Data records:
════

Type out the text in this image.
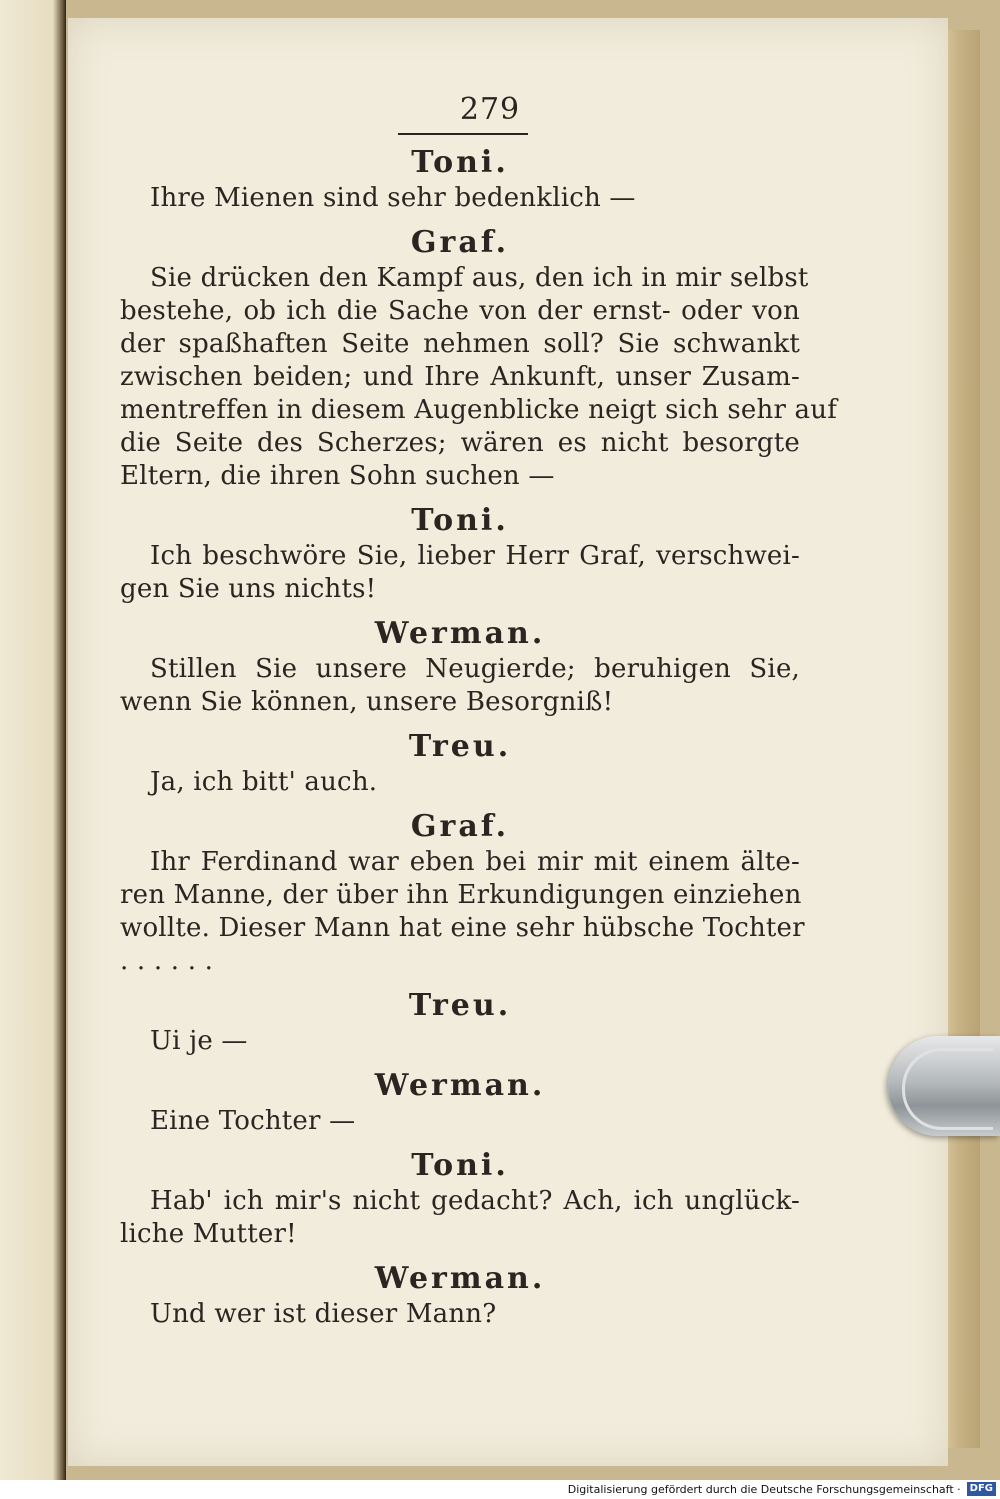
279
Toni.
Ihre Mienen sind sehr bedenklich —
Graf.
Sie drücken den Kampf aus, den ich in mir selbst
bestehe, ob ich die Sache von der ernst- oder von
der spaßhaften Seite nehmen soll? Sie schwankt
zwischen beiden; und Ihre Ankunft, unser Zusam-
mentreffen in diesem Augenblicke neigt sich sehr auf
die Seite des Scherzes; wären es nicht besorgte
Eltern, die ihren Sohn suchen —
Toni.
Ich beschwöre Sie, lieber Herr Graf, verschwei-
gen Sie uns nichts!
Werman.
Stillen Sie unsere Neugierde; beruhigen Sie,
wenn Sie können, unsere Besorgniß!
Treu.
Ja, ich bitt' auch.
Graf.
Ihr Ferdinand war eben bei mir mit einem älte-
ren Manne, der über ihn Erkundigungen einziehen
wollte. Dieser Mann hat eine sehr hübsche Tochter
. . . . . .
Treu.
Ui je —
Werman.
Eine Tochter —
Toni.
Hab' ich mir's nicht gedacht? Ach, ich unglück-
liche Mutter!
Werman.
Und wer ist dieser Mann?
Digitalisierung gefördert durch die Deutsche Forschungsgemeinschaft · DFG
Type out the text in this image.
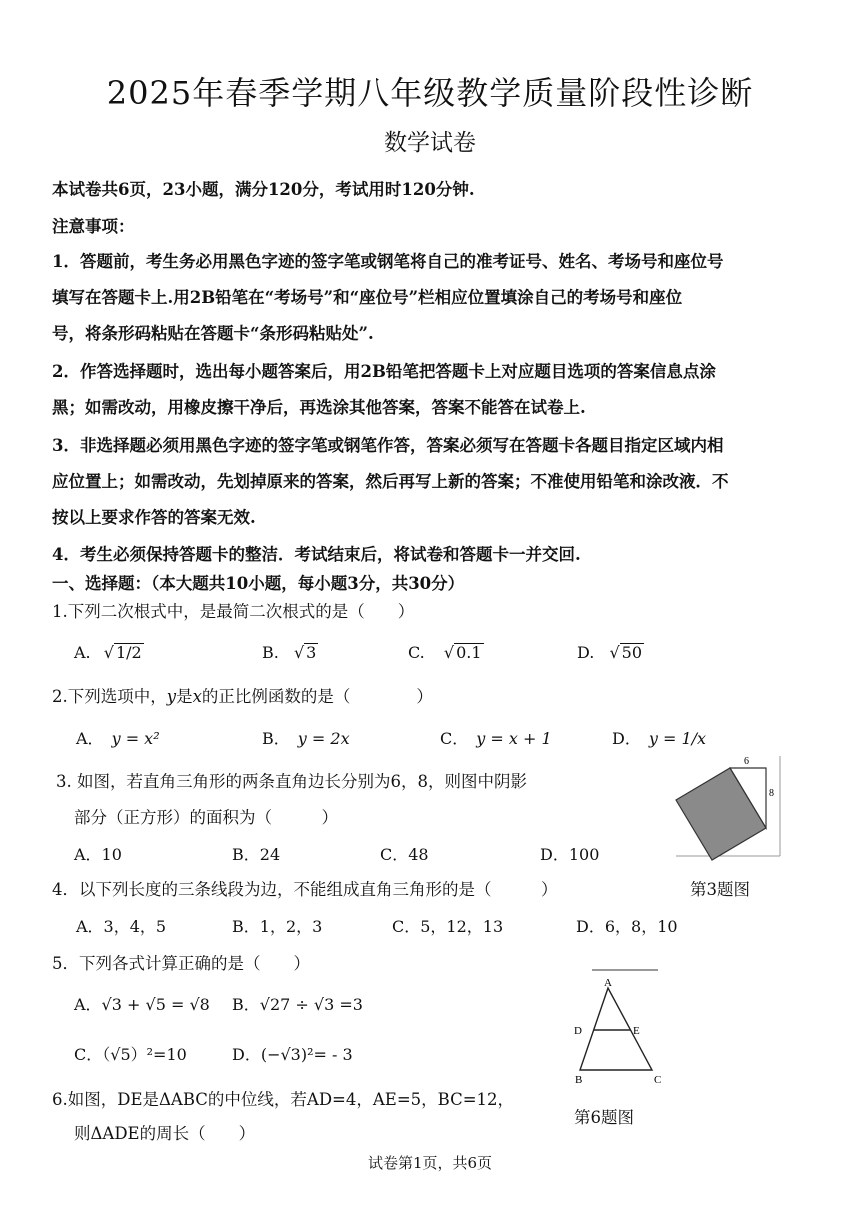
2025年春季学期八年级教学质量阶段性诊断
数学试卷
本试卷共6页，23小题，满分120分，考试用时120分钟.
注意事项：
1．答题前，考生务必用黑色字迹的签字笔或钢笔将自己的准考证号、姓名、考场号和座位号
填写在答题卡上.用2B铅笔在“考场号”和“座位号”栏相应位置填涂自己的考场号和座位
号，将条形码粘贴在答题卡“条形码粘贴处”.
2．作答选择题时，选出每小题答案后，用2B铅笔把答题卡上对应题目选项的答案信息点涂
黑；如需改动，用橡皮擦干净后，再选涂其他答案，答案不能答在试卷上.
3．非选择题必须用黑色字迹的签字笔或钢笔作答，答案必须写在答题卡各题目指定区域内相
应位置上；如需改动，先划掉原来的答案，然后再写上新的答案；不准使用铅笔和涂改液．不
按以上要求作答的答案无效.
4．考生必须保持答题卡的整洁．考试结束后，将试卷和答题卡一并交回.
一、选择题：（本大题共10小题，每小题3分，共30分）
1.下列二次根式中，是最简二次根式的是（　　）
A. √ 1/2	B. √ 3	C. √ 0.1	D. √ 50
2.下列选项中，y是x的正比例函数的是（　　　　）
A． y = x²	B． y = 2x	C． y = x + 1	D． y = 1/x
3. 如图，若直角三角形的两条直角边长分别为6，8，则图中阴影
部分（正方形）的面积为（　　　）
A．10	B．24	C．48	D．100
6
8
第3题图
4．以下列长度的三条线段为边，不能组成直角三角形的是（　　　）
A．3，4，5	B．1，2，3	C．5，12，13	D．6，8，10
5．下列各式计算正确的是（　　）
A．√3 + √5 = √8 B．√27 ÷ √3 =3
C．（√5）²=10	D．(−√3)²= - 3
A
D	E
B	C
6.如图，DE是ΔABC的中位线，若AD=4，AE=5，BC=12，
则ΔADE的周长（　　）
第6题图
试卷第1页，共6页
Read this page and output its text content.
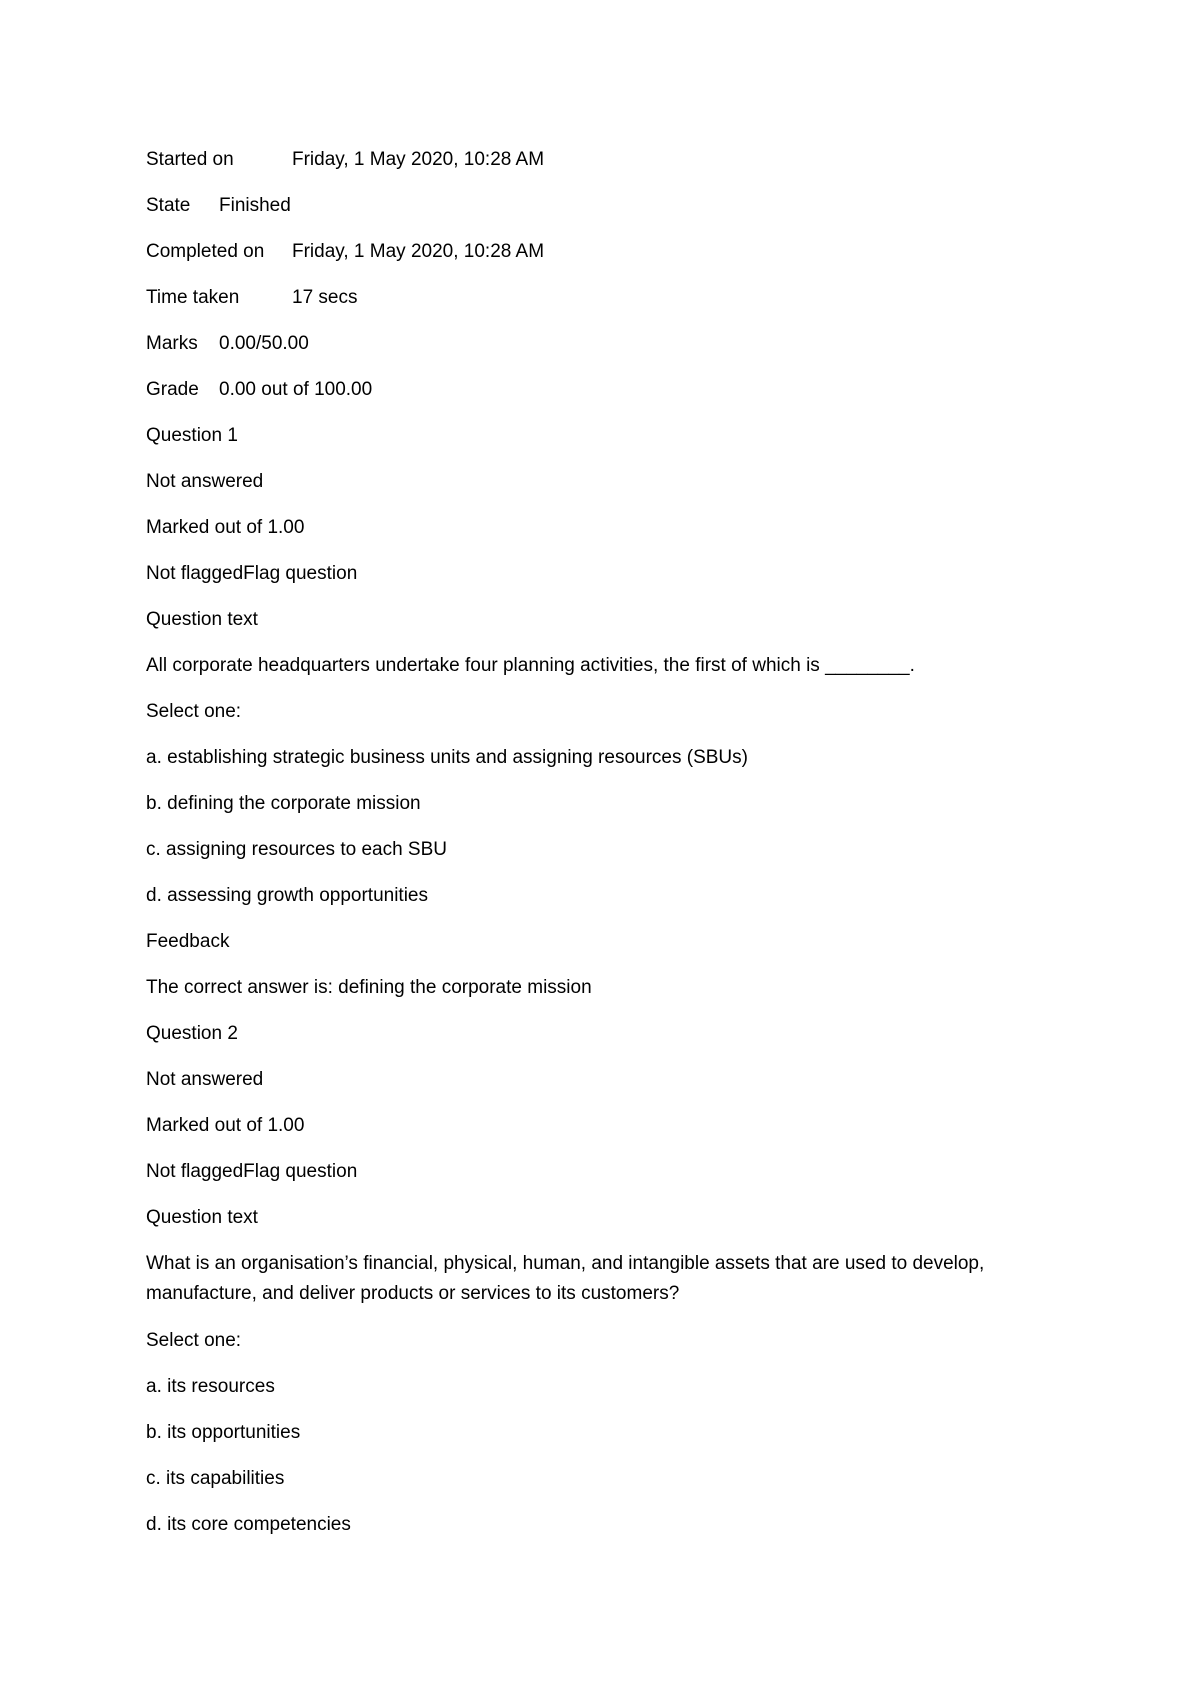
Started on	Friday, 1 May 2020, 10:28 AM
State Finished
Completed on Friday, 1 May 2020, 10:28 AM
Time taken	17 secs
Marks 0.00/50.00
Grade 0.00 out of 100.00
Question 1
Not answered
Marked out of 1.00
Not flaggedFlag question
Question text
All corporate headquarters undertake four planning activities, the first of which is ________.
Select one:
a. establishing strategic business units and assigning resources (SBUs)
b. defining the corporate mission
c. assigning resources to each SBU
d. assessing growth opportunities
Feedback
The correct answer is: defining the corporate mission
Question 2
Not answered
Marked out of 1.00
Not flaggedFlag question
Question text
What is an organisation’s financial, physical, human, and intangible assets that are used to develop, manufacture, and deliver products or services to its customers?
Select one:
a. its resources
b. its opportunities
c. its capabilities
d. its core competencies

════

▸ Task goal: Every entry above needs to be retyped exactly; drop the pictures.

▸ Solved problem:
Type out the text in this image.
279
Toni.
Ihre Mienen sind sehr bedenklich —
Graf.
Sie drücken den Kampf aus, den ich in mir selbst
bestehe, ob ich die Sache von der ernst- oder von
der spaßhaften Seite nehmen soll? Sie schwankt
zwischen beiden; und Ihre Ankunft, unser Zusam-
mentreffen in diesem Augenblicke neigt sich sehr auf
die Seite des Scherzes; wären es nicht besorgte
Eltern, die ihren Sohn suchen —
Toni.
Ich beschwöre Sie, lieber Herr Graf, verschwei-
gen Sie uns nichts!
Werman.
Stillen Sie unsere Neugierde; beruhigen Sie,
wenn Sie können, unsere Besorgniß!
Treu.
Ja, ich bitt' auch.
Graf.
Ihr Ferdinand war eben bei mir mit einem älte-
ren Manne, der über ihn Erkundigungen einziehen
wollte. Dieser Mann hat eine sehr hübsche Tochter
. . . . . .
Treu.
Ui je —
Werman.
Eine Tochter —
Toni.
Hab' ich mir's nicht gedacht? Ach, ich unglück-
liche Mutter!
Werman.
Und wer ist dieser Mann?
Digitalisierung gefördert durch die Deutsche Forschungsgemeinschaft · DFG
Type out the text in this image.
2025年春季学期八年级教学质量阶段性诊断
数学试卷
本试卷共6页，23小题，满分120分，考试用时120分钟.
注意事项：
1．答题前，考生务必用黑色字迹的签字笔或钢笔将自己的准考证号、姓名、考场号和座位号
填写在答题卡上.用2B铅笔在“考场号”和“座位号”栏相应位置填涂自己的考场号和座位
号，将条形码粘贴在答题卡“条形码粘贴处”.
2．作答选择题时，选出每小题答案后，用2B铅笔把答题卡上对应题目选项的答案信息点涂
黑；如需改动，用橡皮擦干净后，再选涂其他答案，答案不能答在试卷上.
3．非选择题必须用黑色字迹的签字笔或钢笔作答，答案必须写在答题卡各题目指定区域内相
应位置上；如需改动，先划掉原来的答案，然后再写上新的答案；不准使用铅笔和涂改液．不
按以上要求作答的答案无效.
4．考生必须保持答题卡的整洁．考试结束后，将试卷和答题卡一并交回.
一、选择题：（本大题共10小题，每小题3分，共30分）
1.下列二次根式中，是最简二次根式的是（　　）
A. √ 1/2	B. √ 3	C. √ 0.1	D. √ 50
2.下列选项中，y是x的正比例函数的是（　　　　）
A． y = x²	B． y = 2x	C． y = x + 1	D． y = 1/x
3. 如图，若直角三角形的两条直角边长分别为6，8，则图中阴影
部分（正方形）的面积为（　　　）
A．10	B．24	C．48	D．100
6
8
第3题图
4．以下列长度的三条线段为边，不能组成直角三角形的是（　　　）
A．3，4，5	B．1，2，3	C．5，12，13	D．6，8，10
5．下列各式计算正确的是（　　）
A．√3 + √5 = √8 B．√27 ÷ √3 =3
C．（√5）²=10	D．(−√3)²= - 3
A
D	E
B	C
6.如图，DE是ΔABC的中位线，若AD=4，AE=5，BC=12，
则ΔADE的周长（　　）
第6题图
试卷第1页，共6页
Read this page and output its text content.
Started on	Friday, 1 May 2020, 10:28 AM
State Finished
Completed on Friday, 1 May 2020, 10:28 AM
Time taken	17 secs
Marks 0.00/50.00
Grade 0.00 out of 100.00
Question 1
Not answered
Marked out of 1.00
Not flaggedFlag question
Question text
All corporate headquarters undertake four planning activities, the first of which is ________.
Select one:
a. establishing strategic business units and assigning resources (SBUs)
b. defining the corporate mission
c. assigning resources to each SBU
d. assessing growth opportunities
Feedback
The correct answer is: defining the corporate mission
Question 2
Not answered
Marked out of 1.00
Not flaggedFlag question
Question text
What is an organisation’s financial, physical, human, and intangible assets that are used to develop, manufacture, and deliver products or services to its customers?
Select one:
a. its resources
b. its opportunities
c. its capabilities
d. its core competencies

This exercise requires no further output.